What you should do
Output each line of the records below unchanged, in the same order.

Records contained in a dataset
>>>

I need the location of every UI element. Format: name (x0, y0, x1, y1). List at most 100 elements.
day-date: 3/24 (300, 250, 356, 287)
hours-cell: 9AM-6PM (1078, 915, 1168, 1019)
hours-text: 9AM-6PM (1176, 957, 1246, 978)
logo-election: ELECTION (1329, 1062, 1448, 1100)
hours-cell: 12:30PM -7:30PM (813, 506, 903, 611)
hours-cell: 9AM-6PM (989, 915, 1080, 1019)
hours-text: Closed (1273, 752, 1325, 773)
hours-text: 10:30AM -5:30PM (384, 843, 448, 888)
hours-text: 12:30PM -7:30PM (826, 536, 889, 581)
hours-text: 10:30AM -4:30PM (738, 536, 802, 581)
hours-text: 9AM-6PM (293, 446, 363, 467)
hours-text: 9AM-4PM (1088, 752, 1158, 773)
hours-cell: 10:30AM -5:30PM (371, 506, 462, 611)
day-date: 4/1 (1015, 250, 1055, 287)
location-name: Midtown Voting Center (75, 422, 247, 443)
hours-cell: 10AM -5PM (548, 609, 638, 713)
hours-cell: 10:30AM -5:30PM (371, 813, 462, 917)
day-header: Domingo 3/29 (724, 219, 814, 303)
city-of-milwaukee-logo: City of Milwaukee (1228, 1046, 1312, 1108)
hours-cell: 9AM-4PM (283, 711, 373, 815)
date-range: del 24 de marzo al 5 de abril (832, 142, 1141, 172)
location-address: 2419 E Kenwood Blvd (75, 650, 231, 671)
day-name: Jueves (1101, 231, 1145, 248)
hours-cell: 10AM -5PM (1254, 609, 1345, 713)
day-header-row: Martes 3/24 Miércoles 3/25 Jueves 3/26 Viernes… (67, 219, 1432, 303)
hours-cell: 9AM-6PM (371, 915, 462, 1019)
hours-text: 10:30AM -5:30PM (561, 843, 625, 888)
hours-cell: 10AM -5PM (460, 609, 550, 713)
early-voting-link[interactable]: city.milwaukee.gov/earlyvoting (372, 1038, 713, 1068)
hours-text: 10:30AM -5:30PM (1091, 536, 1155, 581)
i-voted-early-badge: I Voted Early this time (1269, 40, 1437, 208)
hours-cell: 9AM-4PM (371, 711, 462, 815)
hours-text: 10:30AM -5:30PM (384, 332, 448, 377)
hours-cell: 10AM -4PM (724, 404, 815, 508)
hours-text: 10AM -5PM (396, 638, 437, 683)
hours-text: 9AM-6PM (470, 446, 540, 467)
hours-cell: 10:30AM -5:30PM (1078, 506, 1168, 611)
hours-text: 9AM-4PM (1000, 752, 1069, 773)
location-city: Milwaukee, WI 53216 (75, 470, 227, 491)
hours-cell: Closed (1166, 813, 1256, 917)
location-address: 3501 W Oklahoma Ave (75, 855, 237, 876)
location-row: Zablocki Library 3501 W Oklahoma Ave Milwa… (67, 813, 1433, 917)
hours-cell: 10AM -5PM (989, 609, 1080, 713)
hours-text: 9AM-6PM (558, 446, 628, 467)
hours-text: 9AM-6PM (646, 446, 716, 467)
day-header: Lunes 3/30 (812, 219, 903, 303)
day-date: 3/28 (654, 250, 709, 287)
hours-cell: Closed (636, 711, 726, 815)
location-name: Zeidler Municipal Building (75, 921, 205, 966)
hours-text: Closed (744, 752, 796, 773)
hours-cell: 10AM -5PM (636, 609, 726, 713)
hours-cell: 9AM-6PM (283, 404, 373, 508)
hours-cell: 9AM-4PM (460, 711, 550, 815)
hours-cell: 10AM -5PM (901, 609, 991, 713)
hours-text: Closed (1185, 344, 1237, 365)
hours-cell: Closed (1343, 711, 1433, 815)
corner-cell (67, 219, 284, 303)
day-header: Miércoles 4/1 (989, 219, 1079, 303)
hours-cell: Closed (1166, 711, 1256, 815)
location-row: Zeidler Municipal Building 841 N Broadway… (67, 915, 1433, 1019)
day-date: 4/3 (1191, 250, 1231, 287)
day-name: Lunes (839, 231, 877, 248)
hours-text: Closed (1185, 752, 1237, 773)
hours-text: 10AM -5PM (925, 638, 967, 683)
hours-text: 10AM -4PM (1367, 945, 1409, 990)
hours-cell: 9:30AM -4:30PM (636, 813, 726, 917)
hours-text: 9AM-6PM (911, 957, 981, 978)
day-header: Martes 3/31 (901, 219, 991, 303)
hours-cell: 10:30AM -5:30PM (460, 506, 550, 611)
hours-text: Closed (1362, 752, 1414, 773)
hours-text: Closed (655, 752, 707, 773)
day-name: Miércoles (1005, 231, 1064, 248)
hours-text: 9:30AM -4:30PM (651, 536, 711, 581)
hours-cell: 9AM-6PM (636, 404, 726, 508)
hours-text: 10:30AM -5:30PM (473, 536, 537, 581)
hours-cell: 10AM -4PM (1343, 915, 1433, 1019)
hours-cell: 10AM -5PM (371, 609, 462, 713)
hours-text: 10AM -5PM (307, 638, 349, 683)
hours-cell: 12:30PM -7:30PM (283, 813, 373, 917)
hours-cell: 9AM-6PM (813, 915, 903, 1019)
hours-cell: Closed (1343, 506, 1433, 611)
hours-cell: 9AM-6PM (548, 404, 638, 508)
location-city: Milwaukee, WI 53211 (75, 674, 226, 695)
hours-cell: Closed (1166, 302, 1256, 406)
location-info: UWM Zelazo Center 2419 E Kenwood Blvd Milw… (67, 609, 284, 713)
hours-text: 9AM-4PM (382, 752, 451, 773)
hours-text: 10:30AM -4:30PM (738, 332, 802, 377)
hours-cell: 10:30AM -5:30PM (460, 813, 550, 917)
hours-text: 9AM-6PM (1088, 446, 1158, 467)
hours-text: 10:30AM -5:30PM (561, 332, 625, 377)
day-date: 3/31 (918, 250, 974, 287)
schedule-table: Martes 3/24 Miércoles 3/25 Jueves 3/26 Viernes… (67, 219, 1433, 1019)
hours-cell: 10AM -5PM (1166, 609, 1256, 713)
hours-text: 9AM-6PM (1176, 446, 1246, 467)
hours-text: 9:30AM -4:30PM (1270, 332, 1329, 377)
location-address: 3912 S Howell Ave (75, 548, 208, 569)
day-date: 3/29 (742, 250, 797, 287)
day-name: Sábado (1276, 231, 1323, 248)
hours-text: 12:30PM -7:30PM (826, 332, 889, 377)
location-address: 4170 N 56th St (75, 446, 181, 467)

<<<

Written answer
I need the location of every UI element. Format: name (x0, y0, x1, y1). List at most 100 elements.
day-date: 3/24 (300, 250, 356, 287)
hours-cell: 9AM-6PM (1078, 915, 1168, 1019)
hours-text: 9AM-6PM (1176, 957, 1246, 978)
logo-election: ELECTION (1329, 1062, 1448, 1100)
hours-cell: 12:30PM -7:30PM (813, 506, 903, 611)
hours-cell: 9AM-6PM (989, 915, 1080, 1019)
hours-text: Closed (1273, 752, 1325, 773)
hours-text: 10:30AM -5:30PM (384, 843, 448, 888)
hours-text: 12:30PM -7:30PM (826, 536, 889, 581)
hours-text: 10:30AM -4:30PM (738, 536, 802, 581)
hours-text: 9AM-6PM (293, 446, 363, 467)
hours-text: 9AM-4PM (1088, 752, 1158, 773)
hours-cell: 10:30AM -5:30PM (371, 506, 462, 611)
day-date: 4/1 (1015, 250, 1055, 287)
location-name: Midtown Voting Center (75, 422, 247, 443)
hours-cell: 10AM -5PM (548, 609, 638, 713)
hours-cell: 10:30AM -5:30PM (371, 813, 462, 917)
day-header: Domingo 3/29 (724, 219, 814, 303)
city-of-milwaukee-logo: City of Milwaukee (1228, 1046, 1312, 1108)
hours-cell: 9AM-4PM (283, 711, 373, 815)
date-range: del 24 de marzo al 5 de abril (832, 142, 1141, 172)
location-address: 2419 E Kenwood Blvd (75, 650, 231, 671)
day-name: Jueves (1101, 231, 1145, 248)
hours-cell: 10AM -5PM (1254, 609, 1345, 713)
day-header-row: Martes 3/24 Miércoles 3/25 Jueves 3/26 Viernes… (67, 219, 1432, 303)
hours-cell: 9AM-6PM (371, 915, 462, 1019)
hours-text: 10:30AM -5:30PM (561, 843, 625, 888)
hours-cell: 10AM -5PM (460, 609, 550, 713)
early-voting-link[interactable]: city.milwaukee.gov/earlyvoting (372, 1038, 713, 1068)
hours-text: 10:30AM -5:30PM (1091, 536, 1155, 581)
i-voted-early-badge: I Voted Early this time (1269, 40, 1437, 208)
hours-cell: 9AM-4PM (371, 711, 462, 815)
hours-text: 10:30AM -5:30PM (384, 332, 448, 377)
hours-cell: 10AM -4PM (724, 404, 815, 508)
hours-text: 10AM -5PM (396, 638, 437, 683)
hours-text: 9AM-6PM (470, 446, 540, 467)
hours-cell: 10:30AM -5:30PM (1078, 506, 1168, 611)
hours-text: 9AM-4PM (1000, 752, 1069, 773)
location-city: Milwaukee, WI 53216 (75, 470, 227, 491)
hours-cell: Closed (1166, 813, 1256, 917)
location-address: 3501 W Oklahoma Ave (75, 855, 237, 876)
location-row: Zablocki Library 3501 W Oklahoma Ave Milwa… (67, 813, 1433, 917)
hours-cell: 10AM -5PM (989, 609, 1080, 713)
hours-text: 9AM-6PM (558, 446, 628, 467)
hours-text: 9AM-6PM (646, 446, 716, 467)
day-header: Lunes 3/30 (812, 219, 903, 303)
day-date: 3/28 (654, 250, 709, 287)
hours-cell: Closed (636, 711, 726, 815)
location-name: Zeidler Municipal Building (75, 921, 205, 966)
hours-text: Closed (744, 752, 796, 773)
hours-cell: 10AM -5PM (636, 609, 726, 713)
hours-cell: 9AM-6PM (283, 404, 373, 508)
hours-cell: 9AM-4PM (460, 711, 550, 815)
hours-cell: 10AM -5PM (901, 609, 991, 713)
hours-text: Closed (1185, 344, 1237, 365)
hours-cell: Closed (1343, 711, 1433, 815)
corner-cell (67, 219, 284, 303)
day-header: Miércoles 4/1 (989, 219, 1079, 303)
hours-cell: Closed (1166, 711, 1256, 815)
location-row: Zeidler Municipal Building 841 N Broadway… (67, 915, 1433, 1019)
day-date: 4/3 (1191, 250, 1231, 287)
day-name: Lunes (839, 231, 877, 248)
hours-text: Closed (1185, 752, 1237, 773)
hours-text: 10AM -5PM (925, 638, 967, 683)
hours-text: 10AM -4PM (1367, 945, 1409, 990)
hours-cell: 9:30AM -4:30PM (636, 813, 726, 917)
hours-text: 9AM-6PM (911, 957, 981, 978)
day-header: Martes 3/31 (901, 219, 991, 303)
hours-cell: 10:30AM -5:30PM (460, 506, 550, 611)
hours-text: Closed (1362, 752, 1414, 773)
hours-text: Closed (655, 752, 707, 773)
day-name: Miércoles (1005, 231, 1064, 248)
hours-text: 9:30AM -4:30PM (651, 536, 711, 581)
hours-cell: 9AM-6PM (636, 404, 726, 508)
hours-text: 10:30AM -5:30PM (473, 536, 537, 581)
hours-cell: 10AM -4PM (1343, 915, 1433, 1019)
hours-cell: 10AM -5PM (371, 609, 462, 713)
hours-text: 10AM -5PM (307, 638, 349, 683)
hours-cell: 12:30PM -7:30PM (283, 813, 373, 917)
hours-cell: 9AM-6PM (813, 915, 903, 1019)
hours-cell: Closed (1343, 506, 1433, 611)
hours-cell: 9AM-6PM (548, 404, 638, 508)
location-city: Milwaukee, WI 53211 (75, 674, 226, 695)
hours-cell: Closed (1166, 302, 1256, 406)
location-info: UWM Zelazo Center 2419 E Kenwood Blvd Milw… (67, 609, 284, 713)
hours-text: 9AM-4PM (382, 752, 451, 773)
hours-text: 10:30AM -4:30PM (738, 332, 802, 377)
hours-cell: 10:30AM -5:30PM (460, 813, 550, 917)
hours-text: 9AM-6PM (1088, 446, 1158, 467)
hours-text: 10:30AM -5:30PM (561, 332, 625, 377)
day-date: 3/31 (918, 250, 974, 287)
schedule-table: Martes 3/24 Miércoles 3/25 Jueves 3/26 Viernes… (67, 219, 1433, 1019)
hours-cell: 10AM -5PM (1166, 609, 1256, 713)
hours-text: 9AM-6PM (1176, 446, 1246, 467)
hours-text: 9:30AM -4:30PM (1270, 332, 1329, 377)
location-address: 3912 S Howell Ave (75, 548, 208, 569)
day-date: 3/29 (742, 250, 797, 287)
day-name: Sábado (1276, 231, 1323, 248)
hours-text: 12:30PM -7:30PM (826, 332, 889, 377)
location-address: 4170 N 56th St (75, 446, 181, 467)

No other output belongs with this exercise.